(Stored data entries)

--- begin ---

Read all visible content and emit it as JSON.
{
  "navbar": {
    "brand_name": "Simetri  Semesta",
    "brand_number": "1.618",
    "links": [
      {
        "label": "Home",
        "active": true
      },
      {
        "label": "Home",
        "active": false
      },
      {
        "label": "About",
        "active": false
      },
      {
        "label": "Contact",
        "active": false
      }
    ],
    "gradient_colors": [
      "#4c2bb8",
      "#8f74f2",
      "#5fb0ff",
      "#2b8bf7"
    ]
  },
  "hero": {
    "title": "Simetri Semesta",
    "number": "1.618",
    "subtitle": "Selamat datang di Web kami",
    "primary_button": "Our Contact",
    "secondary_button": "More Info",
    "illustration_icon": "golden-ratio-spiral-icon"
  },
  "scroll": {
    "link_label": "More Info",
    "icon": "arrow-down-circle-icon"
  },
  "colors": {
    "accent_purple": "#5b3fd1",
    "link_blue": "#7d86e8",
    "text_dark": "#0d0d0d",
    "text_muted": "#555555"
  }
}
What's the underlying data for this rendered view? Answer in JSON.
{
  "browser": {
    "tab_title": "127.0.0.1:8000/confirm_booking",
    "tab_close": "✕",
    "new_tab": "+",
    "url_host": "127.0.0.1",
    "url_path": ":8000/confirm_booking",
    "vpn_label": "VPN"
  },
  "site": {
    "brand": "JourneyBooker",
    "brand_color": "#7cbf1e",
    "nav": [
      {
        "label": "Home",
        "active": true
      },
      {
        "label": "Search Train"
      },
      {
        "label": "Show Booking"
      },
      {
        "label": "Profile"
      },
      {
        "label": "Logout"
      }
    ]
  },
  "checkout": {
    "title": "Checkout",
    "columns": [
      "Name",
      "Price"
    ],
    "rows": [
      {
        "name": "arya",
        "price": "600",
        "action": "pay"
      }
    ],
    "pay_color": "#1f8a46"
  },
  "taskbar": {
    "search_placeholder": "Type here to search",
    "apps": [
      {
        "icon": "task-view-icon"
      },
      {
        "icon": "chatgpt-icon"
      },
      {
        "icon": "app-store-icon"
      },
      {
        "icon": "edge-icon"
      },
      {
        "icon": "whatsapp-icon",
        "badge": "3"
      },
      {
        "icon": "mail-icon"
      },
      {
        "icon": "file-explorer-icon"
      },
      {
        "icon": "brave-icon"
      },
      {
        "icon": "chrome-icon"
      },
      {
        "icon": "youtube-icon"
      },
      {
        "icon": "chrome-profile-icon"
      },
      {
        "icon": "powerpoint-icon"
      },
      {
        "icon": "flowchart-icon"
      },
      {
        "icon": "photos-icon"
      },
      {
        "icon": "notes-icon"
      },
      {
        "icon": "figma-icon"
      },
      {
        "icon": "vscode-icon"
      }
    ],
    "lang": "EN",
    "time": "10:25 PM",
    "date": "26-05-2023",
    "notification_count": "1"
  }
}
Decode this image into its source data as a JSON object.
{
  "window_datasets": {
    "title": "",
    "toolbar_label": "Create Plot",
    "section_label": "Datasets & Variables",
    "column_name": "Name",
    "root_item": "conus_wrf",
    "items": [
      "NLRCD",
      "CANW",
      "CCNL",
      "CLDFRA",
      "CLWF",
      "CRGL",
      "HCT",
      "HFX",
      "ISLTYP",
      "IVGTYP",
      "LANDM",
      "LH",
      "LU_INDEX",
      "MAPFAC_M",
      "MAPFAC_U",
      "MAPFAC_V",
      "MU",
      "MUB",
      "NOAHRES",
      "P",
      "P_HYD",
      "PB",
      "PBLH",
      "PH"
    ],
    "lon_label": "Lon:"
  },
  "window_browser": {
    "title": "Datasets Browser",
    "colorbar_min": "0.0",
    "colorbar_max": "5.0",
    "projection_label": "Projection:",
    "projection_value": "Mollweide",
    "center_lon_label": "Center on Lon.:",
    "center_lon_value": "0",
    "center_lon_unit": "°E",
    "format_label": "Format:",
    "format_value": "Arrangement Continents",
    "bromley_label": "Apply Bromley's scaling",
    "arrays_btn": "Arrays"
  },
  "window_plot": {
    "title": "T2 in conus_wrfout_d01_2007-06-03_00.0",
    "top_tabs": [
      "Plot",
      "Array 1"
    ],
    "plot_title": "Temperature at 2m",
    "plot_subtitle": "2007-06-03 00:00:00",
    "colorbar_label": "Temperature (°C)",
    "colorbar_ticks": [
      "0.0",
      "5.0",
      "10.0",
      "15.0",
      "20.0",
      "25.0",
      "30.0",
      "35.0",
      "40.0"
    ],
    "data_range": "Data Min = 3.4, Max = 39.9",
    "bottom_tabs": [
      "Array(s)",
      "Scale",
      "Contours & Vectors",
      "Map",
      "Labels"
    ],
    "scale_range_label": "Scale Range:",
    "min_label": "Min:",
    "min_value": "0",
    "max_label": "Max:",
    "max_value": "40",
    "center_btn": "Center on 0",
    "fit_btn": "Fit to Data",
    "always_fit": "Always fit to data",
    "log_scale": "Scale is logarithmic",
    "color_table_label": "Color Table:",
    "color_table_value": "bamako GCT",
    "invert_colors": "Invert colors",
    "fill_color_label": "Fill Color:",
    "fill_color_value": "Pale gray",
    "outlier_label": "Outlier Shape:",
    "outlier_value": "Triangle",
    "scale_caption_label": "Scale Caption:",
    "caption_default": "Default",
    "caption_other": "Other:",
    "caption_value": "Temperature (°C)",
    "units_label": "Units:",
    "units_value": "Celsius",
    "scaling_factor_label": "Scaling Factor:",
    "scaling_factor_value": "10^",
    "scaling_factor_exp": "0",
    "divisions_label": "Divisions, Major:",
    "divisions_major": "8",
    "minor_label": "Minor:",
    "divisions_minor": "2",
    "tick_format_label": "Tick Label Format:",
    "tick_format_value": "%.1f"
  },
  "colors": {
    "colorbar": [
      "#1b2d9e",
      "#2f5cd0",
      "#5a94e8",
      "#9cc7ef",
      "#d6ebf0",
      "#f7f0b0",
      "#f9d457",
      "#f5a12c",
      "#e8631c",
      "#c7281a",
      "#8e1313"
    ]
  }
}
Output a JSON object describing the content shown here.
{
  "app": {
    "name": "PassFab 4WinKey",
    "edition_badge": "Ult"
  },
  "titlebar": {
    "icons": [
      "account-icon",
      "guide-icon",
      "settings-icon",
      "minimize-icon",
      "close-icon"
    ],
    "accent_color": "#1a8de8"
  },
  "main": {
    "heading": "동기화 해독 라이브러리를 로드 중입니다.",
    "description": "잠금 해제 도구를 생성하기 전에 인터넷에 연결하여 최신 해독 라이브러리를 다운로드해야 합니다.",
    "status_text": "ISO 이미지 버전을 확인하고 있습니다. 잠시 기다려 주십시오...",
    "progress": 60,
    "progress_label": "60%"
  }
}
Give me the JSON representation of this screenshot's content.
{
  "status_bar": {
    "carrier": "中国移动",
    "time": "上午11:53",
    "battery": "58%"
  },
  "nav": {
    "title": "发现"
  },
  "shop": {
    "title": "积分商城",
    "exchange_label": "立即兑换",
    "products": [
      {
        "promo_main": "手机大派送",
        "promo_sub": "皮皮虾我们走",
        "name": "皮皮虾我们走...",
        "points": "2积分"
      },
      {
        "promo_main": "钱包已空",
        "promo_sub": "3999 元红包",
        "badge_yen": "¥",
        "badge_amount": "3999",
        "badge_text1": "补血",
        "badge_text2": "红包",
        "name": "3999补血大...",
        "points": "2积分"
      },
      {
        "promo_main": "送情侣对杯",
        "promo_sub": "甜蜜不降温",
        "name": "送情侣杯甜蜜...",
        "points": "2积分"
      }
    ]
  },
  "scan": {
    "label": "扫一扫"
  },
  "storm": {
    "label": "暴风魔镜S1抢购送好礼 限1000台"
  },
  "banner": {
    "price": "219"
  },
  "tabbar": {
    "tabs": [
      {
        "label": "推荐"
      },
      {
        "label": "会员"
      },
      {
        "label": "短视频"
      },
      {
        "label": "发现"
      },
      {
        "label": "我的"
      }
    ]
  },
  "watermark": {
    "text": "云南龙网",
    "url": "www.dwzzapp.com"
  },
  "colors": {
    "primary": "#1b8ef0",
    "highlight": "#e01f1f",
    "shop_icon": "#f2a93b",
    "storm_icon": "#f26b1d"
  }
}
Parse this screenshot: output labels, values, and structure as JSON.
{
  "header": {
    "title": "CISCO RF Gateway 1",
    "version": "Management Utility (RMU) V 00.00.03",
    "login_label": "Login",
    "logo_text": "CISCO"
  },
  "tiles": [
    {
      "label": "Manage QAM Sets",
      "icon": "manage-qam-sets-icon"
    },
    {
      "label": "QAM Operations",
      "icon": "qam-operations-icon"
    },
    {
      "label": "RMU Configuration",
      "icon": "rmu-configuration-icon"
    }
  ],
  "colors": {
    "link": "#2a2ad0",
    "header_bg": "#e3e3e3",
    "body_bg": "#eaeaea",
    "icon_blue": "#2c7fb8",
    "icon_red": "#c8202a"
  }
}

--- end ---

◆ **EXERCISE INSTRUCTIONS**:
Say, as a number only, how many lines of the data contain "content".

◆ **EXERCISE OUTPUT**:
3